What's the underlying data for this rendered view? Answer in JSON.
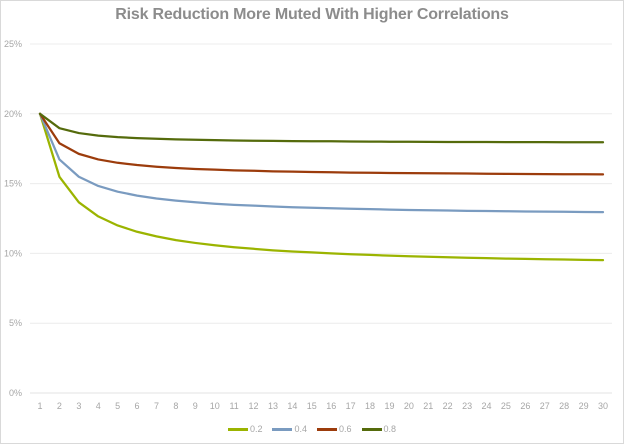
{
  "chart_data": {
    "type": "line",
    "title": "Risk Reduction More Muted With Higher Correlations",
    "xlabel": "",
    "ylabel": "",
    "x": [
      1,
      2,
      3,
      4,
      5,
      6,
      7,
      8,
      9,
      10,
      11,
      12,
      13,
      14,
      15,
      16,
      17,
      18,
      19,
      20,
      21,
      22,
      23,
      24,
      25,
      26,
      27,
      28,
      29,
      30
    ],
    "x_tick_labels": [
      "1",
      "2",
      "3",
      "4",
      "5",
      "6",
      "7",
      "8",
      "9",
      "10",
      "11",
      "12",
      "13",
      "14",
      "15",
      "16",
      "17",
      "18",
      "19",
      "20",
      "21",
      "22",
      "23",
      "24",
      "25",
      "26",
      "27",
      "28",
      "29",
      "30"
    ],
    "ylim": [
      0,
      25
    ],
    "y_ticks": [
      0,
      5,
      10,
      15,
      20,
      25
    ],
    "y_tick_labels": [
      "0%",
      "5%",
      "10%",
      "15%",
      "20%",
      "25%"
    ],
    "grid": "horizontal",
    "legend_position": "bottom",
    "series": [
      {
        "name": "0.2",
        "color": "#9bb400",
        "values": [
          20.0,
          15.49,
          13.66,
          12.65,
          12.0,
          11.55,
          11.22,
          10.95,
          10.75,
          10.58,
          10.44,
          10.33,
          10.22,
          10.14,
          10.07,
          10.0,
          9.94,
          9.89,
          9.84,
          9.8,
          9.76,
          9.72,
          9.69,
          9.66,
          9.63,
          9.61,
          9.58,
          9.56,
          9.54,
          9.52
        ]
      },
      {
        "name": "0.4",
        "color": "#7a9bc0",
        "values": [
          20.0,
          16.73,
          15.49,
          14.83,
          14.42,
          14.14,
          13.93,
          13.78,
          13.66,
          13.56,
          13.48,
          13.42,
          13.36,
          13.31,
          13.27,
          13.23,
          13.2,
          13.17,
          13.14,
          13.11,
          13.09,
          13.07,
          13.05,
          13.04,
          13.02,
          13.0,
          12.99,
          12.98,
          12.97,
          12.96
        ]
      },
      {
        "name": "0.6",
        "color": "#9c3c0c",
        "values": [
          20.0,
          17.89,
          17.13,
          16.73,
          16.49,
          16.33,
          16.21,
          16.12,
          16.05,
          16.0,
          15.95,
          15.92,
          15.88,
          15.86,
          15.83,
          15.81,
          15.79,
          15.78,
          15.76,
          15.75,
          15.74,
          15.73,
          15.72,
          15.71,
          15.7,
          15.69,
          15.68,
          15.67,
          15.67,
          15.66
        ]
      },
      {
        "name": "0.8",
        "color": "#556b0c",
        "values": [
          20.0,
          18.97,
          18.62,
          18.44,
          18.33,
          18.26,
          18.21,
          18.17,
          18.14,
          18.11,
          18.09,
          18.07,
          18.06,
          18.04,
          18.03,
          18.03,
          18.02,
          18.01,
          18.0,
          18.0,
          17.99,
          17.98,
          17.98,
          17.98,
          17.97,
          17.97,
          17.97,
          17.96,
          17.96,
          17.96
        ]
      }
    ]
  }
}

......

**Problem:** Each record should be quoted exactly, with the images omitted.

**Result:**
What's the underlying data for this rendered view? Answer in JSON.
{
  "chart_data": {
    "type": "line",
    "title": "Risk Reduction More Muted With Higher Correlations",
    "xlabel": "",
    "ylabel": "",
    "x": [
      1,
      2,
      3,
      4,
      5,
      6,
      7,
      8,
      9,
      10,
      11,
      12,
      13,
      14,
      15,
      16,
      17,
      18,
      19,
      20,
      21,
      22,
      23,
      24,
      25,
      26,
      27,
      28,
      29,
      30
    ],
    "x_tick_labels": [
      "1",
      "2",
      "3",
      "4",
      "5",
      "6",
      "7",
      "8",
      "9",
      "10",
      "11",
      "12",
      "13",
      "14",
      "15",
      "16",
      "17",
      "18",
      "19",
      "20",
      "21",
      "22",
      "23",
      "24",
      "25",
      "26",
      "27",
      "28",
      "29",
      "30"
    ],
    "ylim": [
      0,
      25
    ],
    "y_ticks": [
      0,
      5,
      10,
      15,
      20,
      25
    ],
    "y_tick_labels": [
      "0%",
      "5%",
      "10%",
      "15%",
      "20%",
      "25%"
    ],
    "grid": "horizontal",
    "legend_position": "bottom",
    "series": [
      {
        "name": "0.2",
        "color": "#9bb400",
        "values": [
          20.0,
          15.49,
          13.66,
          12.65,
          12.0,
          11.55,
          11.22,
          10.95,
          10.75,
          10.58,
          10.44,
          10.33,
          10.22,
          10.14,
          10.07,
          10.0,
          9.94,
          9.89,
          9.84,
          9.8,
          9.76,
          9.72,
          9.69,
          9.66,
          9.63,
          9.61,
          9.58,
          9.56,
          9.54,
          9.52
        ]
      },
      {
        "name": "0.4",
        "color": "#7a9bc0",
        "values": [
          20.0,
          16.73,
          15.49,
          14.83,
          14.42,
          14.14,
          13.93,
          13.78,
          13.66,
          13.56,
          13.48,
          13.42,
          13.36,
          13.31,
          13.27,
          13.23,
          13.2,
          13.17,
          13.14,
          13.11,
          13.09,
          13.07,
          13.05,
          13.04,
          13.02,
          13.0,
          12.99,
          12.98,
          12.97,
          12.96
        ]
      },
      {
        "name": "0.6",
        "color": "#9c3c0c",
        "values": [
          20.0,
          17.89,
          17.13,
          16.73,
          16.49,
          16.33,
          16.21,
          16.12,
          16.05,
          16.0,
          15.95,
          15.92,
          15.88,
          15.86,
          15.83,
          15.81,
          15.79,
          15.78,
          15.76,
          15.75,
          15.74,
          15.73,
          15.72,
          15.71,
          15.7,
          15.69,
          15.68,
          15.67,
          15.67,
          15.66
        ]
      },
      {
        "name": "0.8",
        "color": "#556b0c",
        "values": [
          20.0,
          18.97,
          18.62,
          18.44,
          18.33,
          18.26,
          18.21,
          18.17,
          18.14,
          18.11,
          18.09,
          18.07,
          18.06,
          18.04,
          18.03,
          18.03,
          18.02,
          18.01,
          18.0,
          18.0,
          17.99,
          17.98,
          17.98,
          17.98,
          17.97,
          17.97,
          17.97,
          17.96,
          17.96,
          17.96
        ]
      }
    ]
  }
}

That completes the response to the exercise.